[PASSAGE PROVIDED]
═══
# What is the integral of int sin^3xcos^2x dx from 0 to pi/2?

May 6, 2018

$\frac{2}{15}$

#### Explanation:

Rewrite the integrand as ${\int}_{0}^{\frac{\pi}{2}} {\sin}^{2} x {\cos}^{2} x \sin x \mathrm{dx}$

Recalling the identity ${\sin}^{2} x = 1 - {\cos}^{2} x ,$ we get

${\int}_{0}^{\frac{\pi}{2}} \left(1 - {\cos}^{2} x\right) {\cos}^{2} x \sin x \mathrm{dx}$

We can now solve this with a simple substitution.
═══
[STORED DATA]
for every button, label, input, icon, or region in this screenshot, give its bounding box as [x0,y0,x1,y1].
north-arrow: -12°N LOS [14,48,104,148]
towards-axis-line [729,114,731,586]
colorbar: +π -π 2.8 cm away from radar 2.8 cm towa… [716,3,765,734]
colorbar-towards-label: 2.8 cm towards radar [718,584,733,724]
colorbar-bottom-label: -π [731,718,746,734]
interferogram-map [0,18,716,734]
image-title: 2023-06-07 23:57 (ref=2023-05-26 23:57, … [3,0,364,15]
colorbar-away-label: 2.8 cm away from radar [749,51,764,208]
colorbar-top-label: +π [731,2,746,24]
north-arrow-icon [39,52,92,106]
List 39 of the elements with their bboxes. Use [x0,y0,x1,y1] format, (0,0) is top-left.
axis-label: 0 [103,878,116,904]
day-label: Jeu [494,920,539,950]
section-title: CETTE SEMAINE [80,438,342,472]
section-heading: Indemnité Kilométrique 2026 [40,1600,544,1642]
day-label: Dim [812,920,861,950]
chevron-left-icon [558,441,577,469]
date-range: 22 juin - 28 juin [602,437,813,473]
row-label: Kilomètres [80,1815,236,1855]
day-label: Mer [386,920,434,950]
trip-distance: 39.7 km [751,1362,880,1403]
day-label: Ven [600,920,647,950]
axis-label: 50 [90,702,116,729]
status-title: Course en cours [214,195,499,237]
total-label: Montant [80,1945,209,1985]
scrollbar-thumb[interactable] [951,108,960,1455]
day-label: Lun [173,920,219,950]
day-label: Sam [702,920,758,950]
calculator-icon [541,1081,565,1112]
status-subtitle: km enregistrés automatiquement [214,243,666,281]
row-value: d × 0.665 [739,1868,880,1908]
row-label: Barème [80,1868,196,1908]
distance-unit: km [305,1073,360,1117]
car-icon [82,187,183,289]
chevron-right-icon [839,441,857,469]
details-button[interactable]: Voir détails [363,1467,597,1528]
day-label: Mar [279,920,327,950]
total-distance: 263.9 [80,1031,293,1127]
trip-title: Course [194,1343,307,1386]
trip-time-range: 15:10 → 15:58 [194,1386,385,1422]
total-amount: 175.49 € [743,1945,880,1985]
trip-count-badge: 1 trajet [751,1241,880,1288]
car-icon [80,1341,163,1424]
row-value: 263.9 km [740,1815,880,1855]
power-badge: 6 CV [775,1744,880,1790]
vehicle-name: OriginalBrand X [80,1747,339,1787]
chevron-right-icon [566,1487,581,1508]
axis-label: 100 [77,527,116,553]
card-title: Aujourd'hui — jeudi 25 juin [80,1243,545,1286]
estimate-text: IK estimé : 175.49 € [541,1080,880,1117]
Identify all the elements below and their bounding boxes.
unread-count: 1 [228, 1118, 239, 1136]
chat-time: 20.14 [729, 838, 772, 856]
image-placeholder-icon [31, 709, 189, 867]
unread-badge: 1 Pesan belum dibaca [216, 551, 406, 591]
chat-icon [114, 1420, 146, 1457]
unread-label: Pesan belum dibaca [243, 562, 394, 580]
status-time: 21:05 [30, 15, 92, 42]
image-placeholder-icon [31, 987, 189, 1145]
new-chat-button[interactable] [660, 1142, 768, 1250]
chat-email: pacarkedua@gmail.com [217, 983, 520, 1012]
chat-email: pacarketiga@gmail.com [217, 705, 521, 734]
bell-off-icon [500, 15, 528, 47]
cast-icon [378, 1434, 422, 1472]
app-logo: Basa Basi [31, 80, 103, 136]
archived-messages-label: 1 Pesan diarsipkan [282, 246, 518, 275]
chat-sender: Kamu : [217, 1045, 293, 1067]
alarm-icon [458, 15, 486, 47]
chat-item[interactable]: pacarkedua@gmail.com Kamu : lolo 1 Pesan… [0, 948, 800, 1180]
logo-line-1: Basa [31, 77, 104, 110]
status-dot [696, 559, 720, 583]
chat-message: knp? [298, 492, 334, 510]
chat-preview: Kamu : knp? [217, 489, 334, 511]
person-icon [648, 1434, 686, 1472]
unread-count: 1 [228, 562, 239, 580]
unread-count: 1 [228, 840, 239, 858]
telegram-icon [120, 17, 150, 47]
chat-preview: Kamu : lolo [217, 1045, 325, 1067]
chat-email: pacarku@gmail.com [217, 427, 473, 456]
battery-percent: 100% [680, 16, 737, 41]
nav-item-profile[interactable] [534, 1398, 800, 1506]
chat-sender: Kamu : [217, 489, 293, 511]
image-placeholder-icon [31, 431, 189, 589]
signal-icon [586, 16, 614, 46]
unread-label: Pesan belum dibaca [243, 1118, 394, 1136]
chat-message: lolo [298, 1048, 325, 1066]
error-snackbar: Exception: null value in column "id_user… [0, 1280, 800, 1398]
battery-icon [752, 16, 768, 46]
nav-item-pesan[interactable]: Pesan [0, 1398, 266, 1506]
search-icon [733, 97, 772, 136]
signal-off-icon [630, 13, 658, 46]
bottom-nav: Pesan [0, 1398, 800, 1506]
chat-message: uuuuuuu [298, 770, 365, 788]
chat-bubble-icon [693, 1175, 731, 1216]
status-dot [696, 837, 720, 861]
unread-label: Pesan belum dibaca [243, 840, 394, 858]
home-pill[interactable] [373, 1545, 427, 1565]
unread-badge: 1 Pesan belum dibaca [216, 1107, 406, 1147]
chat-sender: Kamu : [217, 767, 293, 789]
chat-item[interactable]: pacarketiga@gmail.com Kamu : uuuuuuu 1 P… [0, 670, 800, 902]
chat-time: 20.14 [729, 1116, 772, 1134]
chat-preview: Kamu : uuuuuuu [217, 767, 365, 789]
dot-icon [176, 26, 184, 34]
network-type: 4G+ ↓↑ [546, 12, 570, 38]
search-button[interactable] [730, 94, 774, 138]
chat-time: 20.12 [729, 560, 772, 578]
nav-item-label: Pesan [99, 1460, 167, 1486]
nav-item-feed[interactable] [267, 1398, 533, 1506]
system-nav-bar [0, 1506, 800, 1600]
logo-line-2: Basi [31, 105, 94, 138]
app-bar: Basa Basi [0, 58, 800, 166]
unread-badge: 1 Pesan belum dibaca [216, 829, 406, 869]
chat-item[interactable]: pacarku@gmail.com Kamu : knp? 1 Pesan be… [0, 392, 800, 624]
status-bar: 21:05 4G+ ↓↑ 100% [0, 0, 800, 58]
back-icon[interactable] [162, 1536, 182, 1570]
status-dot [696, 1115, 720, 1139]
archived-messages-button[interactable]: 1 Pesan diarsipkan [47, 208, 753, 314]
═══
[WHAT YOU WILL DO] Do these statements agree with the worked integral problem? Answer yes or no for each, and quote the words from the problem that decide it. 1. The integral runs from 0 to pi. 2. The function being integrated is sin^3 x times cos^2 x. 3. The problem says a simple substitution can now solve it.

[FULL OUTPUT]
1. No: "from 0 to pi/2"
2. Yes: "int sin^3xcos^2x dx"
3. Yes: "We can now solve this with a simple substitution."